## start Dataset extract
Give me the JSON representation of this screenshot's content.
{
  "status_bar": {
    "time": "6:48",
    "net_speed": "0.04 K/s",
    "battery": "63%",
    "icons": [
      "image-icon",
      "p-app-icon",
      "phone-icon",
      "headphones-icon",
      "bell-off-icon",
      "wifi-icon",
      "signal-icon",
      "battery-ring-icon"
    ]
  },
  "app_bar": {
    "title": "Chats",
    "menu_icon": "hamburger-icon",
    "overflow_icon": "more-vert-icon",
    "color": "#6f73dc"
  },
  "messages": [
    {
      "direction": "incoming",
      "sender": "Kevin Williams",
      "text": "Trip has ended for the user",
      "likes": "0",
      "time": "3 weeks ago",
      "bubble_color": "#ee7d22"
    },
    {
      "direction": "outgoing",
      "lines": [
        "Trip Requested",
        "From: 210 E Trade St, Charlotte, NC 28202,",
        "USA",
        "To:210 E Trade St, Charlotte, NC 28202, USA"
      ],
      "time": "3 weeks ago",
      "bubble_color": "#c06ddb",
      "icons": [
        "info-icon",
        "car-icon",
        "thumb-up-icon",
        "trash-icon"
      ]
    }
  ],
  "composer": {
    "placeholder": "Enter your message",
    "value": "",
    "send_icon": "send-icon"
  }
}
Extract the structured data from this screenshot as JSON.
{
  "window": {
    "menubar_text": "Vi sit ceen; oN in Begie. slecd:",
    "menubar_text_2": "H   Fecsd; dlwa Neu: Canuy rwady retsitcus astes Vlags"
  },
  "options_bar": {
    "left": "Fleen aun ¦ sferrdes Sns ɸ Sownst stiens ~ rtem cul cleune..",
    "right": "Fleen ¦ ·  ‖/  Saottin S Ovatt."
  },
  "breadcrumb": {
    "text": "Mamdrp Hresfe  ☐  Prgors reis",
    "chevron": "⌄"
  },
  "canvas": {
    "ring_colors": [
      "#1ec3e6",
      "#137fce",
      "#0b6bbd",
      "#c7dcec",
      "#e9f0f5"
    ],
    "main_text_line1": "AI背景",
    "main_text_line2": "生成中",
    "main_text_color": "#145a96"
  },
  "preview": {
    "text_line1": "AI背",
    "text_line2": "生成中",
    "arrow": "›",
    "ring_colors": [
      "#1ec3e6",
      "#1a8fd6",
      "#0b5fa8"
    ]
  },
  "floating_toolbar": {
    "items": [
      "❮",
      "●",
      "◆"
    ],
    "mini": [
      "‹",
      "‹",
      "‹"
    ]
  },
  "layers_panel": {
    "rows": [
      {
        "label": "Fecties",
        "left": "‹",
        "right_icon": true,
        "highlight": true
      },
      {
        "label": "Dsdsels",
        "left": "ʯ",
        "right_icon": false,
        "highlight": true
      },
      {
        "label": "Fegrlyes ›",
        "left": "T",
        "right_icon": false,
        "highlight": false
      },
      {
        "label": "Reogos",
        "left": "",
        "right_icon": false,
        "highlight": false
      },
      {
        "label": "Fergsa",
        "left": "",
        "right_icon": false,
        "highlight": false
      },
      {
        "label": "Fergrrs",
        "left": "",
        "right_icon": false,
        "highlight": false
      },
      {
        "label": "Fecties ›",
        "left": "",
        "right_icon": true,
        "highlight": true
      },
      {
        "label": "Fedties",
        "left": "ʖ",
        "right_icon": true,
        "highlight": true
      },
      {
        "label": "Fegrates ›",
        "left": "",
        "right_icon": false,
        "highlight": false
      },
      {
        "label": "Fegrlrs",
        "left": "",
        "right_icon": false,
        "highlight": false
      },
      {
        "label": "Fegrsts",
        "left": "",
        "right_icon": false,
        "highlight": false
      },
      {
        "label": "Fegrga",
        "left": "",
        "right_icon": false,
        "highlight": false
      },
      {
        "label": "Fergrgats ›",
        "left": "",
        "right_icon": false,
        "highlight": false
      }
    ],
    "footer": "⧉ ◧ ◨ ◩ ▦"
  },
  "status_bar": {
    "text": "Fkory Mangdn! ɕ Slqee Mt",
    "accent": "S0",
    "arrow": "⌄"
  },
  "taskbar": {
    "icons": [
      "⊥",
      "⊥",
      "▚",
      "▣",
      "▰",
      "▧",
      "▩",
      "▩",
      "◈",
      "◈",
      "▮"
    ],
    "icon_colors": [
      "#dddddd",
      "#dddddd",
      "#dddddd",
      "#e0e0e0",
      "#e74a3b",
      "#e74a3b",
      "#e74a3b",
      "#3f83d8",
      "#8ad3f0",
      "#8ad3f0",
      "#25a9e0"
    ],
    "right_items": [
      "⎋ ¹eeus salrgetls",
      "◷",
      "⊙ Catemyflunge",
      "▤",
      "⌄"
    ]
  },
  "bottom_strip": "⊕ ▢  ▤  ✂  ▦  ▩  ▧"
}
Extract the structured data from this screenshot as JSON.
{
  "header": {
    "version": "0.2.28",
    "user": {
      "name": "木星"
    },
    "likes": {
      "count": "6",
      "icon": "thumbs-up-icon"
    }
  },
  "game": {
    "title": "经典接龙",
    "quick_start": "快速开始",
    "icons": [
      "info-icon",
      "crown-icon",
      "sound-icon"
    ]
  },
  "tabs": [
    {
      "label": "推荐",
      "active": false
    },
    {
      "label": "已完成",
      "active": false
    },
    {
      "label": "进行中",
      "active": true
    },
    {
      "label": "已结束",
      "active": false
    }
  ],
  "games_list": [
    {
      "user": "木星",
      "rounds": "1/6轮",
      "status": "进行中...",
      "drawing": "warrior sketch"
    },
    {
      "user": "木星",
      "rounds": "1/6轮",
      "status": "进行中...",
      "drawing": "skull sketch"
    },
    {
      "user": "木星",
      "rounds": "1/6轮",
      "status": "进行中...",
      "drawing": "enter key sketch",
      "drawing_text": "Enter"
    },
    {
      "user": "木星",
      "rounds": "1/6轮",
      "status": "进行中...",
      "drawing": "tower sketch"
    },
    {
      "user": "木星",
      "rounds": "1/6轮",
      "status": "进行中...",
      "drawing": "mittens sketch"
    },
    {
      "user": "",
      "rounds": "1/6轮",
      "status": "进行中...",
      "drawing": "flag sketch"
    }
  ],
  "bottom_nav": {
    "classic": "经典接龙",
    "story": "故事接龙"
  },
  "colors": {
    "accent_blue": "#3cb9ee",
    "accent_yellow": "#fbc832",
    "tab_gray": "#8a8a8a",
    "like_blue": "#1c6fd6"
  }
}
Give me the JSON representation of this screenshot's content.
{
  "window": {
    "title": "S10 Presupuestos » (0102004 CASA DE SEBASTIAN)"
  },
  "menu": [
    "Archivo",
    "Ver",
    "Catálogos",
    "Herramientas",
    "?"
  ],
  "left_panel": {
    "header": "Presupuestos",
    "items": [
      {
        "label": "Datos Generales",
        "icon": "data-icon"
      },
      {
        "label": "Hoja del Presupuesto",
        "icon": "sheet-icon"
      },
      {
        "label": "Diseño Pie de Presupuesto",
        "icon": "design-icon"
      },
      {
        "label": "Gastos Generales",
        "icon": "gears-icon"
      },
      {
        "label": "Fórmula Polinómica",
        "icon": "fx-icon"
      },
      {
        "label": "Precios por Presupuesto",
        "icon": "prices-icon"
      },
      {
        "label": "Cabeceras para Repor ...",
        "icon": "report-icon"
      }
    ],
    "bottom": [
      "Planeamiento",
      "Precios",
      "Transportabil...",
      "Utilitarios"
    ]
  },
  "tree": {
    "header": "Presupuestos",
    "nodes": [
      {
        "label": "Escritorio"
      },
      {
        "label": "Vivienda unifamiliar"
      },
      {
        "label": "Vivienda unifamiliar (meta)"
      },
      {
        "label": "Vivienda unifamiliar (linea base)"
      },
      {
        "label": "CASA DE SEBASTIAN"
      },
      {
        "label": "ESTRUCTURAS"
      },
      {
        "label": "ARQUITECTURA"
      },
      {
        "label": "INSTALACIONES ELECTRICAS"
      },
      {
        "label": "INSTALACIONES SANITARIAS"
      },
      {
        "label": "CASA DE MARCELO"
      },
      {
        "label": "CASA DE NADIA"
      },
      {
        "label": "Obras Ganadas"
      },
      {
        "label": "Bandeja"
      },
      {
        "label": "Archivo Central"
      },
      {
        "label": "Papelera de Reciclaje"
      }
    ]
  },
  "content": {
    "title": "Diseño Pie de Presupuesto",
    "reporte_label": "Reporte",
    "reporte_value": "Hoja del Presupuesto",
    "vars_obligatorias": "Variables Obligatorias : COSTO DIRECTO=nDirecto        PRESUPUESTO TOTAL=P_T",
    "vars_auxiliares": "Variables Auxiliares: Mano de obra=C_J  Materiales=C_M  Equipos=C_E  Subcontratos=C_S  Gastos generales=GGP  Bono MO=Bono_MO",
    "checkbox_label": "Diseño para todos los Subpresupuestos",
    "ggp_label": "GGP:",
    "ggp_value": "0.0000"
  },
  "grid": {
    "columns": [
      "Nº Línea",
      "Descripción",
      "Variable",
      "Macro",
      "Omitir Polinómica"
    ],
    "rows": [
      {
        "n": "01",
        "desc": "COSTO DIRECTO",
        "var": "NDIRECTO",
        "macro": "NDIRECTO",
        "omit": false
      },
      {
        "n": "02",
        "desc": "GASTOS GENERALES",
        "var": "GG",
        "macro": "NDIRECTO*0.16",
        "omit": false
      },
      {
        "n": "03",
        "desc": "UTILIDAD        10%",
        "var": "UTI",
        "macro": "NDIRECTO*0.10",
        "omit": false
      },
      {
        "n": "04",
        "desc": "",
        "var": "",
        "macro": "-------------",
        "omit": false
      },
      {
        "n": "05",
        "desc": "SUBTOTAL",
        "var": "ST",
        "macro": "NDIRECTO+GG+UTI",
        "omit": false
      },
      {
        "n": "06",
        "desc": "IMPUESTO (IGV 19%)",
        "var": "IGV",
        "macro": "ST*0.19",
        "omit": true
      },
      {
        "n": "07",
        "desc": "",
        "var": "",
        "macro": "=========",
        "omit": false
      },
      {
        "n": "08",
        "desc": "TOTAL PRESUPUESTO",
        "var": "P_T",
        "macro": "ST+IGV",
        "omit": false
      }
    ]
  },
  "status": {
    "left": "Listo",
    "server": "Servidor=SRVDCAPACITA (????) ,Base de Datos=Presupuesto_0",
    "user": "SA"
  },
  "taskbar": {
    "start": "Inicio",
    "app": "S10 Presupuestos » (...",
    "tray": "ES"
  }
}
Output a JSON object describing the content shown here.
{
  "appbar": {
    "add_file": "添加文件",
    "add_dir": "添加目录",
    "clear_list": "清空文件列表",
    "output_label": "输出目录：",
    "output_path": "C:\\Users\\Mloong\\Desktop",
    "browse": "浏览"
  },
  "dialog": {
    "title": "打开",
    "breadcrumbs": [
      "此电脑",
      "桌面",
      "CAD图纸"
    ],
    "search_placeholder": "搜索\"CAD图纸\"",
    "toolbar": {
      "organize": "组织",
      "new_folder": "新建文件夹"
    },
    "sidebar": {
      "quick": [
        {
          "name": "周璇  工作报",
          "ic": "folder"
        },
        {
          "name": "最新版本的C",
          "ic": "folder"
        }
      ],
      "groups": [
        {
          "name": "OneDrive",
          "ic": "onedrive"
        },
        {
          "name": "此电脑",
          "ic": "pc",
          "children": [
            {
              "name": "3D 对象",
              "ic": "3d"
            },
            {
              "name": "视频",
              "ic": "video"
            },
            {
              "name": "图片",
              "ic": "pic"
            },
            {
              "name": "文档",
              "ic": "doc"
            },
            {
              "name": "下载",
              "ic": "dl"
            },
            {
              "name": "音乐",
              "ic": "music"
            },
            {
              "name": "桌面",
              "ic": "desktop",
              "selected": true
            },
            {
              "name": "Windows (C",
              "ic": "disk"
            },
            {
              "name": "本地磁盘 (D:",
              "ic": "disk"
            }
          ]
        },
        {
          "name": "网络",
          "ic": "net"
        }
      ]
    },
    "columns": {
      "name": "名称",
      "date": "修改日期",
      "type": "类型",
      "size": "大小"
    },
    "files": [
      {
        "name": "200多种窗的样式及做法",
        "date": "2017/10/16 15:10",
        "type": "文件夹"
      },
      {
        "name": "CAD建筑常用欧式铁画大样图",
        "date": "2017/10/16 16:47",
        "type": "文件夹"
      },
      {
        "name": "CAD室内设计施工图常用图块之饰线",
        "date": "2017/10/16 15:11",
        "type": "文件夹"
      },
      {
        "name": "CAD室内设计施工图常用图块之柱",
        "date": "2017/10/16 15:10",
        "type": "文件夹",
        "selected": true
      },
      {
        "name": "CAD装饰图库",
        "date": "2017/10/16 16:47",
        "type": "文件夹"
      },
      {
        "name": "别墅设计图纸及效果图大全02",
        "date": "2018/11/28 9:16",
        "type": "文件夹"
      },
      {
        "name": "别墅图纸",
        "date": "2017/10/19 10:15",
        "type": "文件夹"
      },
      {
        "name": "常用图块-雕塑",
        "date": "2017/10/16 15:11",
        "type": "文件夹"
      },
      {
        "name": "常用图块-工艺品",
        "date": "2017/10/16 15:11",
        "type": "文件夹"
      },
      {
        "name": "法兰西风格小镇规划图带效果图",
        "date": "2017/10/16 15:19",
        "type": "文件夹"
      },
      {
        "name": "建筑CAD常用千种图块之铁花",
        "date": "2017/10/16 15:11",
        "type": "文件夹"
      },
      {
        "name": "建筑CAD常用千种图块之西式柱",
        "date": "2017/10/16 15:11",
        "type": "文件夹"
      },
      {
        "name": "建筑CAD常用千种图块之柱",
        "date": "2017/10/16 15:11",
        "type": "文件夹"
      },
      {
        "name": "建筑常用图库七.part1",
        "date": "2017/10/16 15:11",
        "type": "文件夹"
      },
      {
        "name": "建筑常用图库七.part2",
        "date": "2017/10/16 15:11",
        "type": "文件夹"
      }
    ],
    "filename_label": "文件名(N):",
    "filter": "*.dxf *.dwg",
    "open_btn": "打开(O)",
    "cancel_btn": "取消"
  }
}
## end Dataset extract
## What this task involves
Give the number of lines where the string "Trade" occurs, without any further text.

## The answer
2